- _The records_:
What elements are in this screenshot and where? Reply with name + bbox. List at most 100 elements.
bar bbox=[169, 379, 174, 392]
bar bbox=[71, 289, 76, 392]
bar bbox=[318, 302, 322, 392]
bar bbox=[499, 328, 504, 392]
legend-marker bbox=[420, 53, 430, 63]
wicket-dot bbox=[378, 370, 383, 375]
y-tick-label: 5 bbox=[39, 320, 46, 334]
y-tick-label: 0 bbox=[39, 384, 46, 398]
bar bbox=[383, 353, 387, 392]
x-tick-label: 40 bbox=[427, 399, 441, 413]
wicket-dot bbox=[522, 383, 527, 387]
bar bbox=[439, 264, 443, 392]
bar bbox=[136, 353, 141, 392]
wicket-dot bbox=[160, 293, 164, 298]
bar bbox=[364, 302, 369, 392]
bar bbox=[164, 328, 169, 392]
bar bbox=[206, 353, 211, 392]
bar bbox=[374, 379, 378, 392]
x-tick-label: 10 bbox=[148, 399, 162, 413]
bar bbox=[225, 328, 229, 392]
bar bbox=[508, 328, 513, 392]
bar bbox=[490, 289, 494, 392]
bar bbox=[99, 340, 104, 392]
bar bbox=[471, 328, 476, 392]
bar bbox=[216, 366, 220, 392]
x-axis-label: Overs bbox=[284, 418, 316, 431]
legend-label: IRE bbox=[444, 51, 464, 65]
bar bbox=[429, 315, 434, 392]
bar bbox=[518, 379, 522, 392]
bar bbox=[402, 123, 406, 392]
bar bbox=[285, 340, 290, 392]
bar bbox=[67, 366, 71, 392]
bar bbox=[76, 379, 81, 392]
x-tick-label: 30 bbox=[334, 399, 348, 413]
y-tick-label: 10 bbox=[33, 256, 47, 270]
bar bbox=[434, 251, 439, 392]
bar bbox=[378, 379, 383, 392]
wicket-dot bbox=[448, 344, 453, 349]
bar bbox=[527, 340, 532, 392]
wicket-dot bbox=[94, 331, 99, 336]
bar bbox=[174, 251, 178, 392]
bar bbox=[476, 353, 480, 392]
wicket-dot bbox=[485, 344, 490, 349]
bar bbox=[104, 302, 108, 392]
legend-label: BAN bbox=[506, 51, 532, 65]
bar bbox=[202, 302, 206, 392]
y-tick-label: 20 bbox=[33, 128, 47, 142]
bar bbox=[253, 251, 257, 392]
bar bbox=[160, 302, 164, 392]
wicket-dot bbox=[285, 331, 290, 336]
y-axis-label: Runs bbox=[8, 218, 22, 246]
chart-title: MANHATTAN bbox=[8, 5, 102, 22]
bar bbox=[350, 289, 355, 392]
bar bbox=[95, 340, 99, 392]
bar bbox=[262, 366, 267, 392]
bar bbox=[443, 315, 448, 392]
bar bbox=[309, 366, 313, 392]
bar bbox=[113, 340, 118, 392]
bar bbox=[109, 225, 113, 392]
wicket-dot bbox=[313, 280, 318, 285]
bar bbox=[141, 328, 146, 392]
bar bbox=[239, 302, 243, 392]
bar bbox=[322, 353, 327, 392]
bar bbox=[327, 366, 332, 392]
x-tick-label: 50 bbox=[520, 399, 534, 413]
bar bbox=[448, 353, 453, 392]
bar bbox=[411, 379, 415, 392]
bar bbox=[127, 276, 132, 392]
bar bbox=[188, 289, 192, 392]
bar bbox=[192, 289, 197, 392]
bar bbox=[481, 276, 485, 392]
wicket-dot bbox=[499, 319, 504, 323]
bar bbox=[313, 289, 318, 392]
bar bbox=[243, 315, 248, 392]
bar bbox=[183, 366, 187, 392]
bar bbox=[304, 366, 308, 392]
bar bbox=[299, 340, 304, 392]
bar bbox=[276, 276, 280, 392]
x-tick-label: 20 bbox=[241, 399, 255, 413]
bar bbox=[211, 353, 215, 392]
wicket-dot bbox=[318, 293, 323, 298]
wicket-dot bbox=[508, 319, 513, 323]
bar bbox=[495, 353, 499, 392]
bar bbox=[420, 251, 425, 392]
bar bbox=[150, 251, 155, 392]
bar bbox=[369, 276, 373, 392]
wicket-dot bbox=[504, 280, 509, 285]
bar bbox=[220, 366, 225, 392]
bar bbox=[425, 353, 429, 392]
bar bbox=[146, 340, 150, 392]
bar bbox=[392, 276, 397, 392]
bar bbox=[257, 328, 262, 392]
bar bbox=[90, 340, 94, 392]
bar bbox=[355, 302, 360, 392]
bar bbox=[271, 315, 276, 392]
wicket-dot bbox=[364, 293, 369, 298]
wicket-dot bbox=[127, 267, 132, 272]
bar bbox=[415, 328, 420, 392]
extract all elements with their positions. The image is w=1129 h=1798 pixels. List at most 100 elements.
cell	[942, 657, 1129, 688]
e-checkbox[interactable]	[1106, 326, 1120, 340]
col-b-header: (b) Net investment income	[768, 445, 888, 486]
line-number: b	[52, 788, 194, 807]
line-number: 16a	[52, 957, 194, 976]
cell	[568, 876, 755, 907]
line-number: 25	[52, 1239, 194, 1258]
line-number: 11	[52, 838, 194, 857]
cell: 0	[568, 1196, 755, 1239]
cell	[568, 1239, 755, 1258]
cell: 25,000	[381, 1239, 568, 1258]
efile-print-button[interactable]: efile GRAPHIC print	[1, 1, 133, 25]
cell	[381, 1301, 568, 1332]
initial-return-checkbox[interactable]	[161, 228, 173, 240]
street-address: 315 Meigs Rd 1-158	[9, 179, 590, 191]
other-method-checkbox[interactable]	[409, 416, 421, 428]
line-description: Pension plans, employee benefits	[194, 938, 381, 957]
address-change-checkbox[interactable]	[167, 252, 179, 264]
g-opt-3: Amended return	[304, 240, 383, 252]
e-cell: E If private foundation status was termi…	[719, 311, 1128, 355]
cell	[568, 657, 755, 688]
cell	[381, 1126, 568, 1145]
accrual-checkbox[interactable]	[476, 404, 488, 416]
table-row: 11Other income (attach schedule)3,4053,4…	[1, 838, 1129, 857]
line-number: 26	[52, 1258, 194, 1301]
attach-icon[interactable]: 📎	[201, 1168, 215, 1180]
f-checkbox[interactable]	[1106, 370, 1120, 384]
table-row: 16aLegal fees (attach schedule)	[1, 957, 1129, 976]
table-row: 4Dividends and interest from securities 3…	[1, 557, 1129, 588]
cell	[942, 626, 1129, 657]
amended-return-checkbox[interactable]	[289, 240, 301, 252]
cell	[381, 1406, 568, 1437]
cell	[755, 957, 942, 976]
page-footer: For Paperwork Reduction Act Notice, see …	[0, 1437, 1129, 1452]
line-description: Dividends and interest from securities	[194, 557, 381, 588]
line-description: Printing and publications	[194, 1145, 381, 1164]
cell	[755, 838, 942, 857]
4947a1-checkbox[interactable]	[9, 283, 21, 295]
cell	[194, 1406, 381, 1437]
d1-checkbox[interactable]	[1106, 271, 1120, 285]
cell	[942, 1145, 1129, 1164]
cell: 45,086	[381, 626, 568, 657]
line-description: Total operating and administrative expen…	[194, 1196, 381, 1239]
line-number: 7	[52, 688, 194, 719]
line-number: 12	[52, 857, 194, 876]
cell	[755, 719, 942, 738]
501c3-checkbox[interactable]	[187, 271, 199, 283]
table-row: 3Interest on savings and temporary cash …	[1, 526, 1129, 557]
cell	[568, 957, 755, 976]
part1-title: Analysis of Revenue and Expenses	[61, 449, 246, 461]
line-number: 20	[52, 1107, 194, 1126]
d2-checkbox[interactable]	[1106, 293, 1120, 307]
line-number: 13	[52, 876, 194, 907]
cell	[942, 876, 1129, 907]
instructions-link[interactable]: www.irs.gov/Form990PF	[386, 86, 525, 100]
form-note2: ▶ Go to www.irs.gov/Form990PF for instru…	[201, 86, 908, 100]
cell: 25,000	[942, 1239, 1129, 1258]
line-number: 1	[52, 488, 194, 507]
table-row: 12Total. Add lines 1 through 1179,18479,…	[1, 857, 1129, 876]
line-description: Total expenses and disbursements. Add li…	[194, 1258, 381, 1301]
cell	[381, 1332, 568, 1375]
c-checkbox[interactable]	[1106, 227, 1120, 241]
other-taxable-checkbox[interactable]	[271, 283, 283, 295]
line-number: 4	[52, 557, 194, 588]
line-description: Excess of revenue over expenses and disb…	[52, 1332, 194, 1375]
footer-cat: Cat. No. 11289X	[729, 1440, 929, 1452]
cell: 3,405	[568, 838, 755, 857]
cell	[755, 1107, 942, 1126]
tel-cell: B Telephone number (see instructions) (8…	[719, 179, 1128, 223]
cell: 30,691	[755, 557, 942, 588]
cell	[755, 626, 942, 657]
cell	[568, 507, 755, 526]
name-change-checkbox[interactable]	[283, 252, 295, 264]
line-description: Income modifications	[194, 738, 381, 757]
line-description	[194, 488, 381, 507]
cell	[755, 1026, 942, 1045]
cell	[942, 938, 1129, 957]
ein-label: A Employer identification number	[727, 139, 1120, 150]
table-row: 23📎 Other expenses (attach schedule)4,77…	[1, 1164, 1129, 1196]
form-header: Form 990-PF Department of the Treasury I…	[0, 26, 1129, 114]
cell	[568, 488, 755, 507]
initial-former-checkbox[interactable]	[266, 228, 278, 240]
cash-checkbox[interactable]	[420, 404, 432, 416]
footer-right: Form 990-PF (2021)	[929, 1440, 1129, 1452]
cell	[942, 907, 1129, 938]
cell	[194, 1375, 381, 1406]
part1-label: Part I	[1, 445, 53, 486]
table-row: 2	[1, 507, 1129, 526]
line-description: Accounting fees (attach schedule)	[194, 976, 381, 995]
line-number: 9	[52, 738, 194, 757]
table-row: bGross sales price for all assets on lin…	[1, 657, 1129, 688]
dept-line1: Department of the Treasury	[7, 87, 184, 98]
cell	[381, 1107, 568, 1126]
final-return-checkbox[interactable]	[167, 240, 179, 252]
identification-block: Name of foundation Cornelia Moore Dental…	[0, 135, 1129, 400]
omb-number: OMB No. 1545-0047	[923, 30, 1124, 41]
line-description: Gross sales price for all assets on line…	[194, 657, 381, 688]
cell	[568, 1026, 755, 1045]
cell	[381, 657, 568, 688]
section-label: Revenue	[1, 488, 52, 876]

- _Exercise brief_: List every line of the records above that contains the word "elements".

- _Exercise answer_:
What elements are in this screenshot and where? Reply with name + bbox. List at most 100 elements.
extract all elements with their positions. The image is w=1129 h=1798 pixels. List at most 100 elements.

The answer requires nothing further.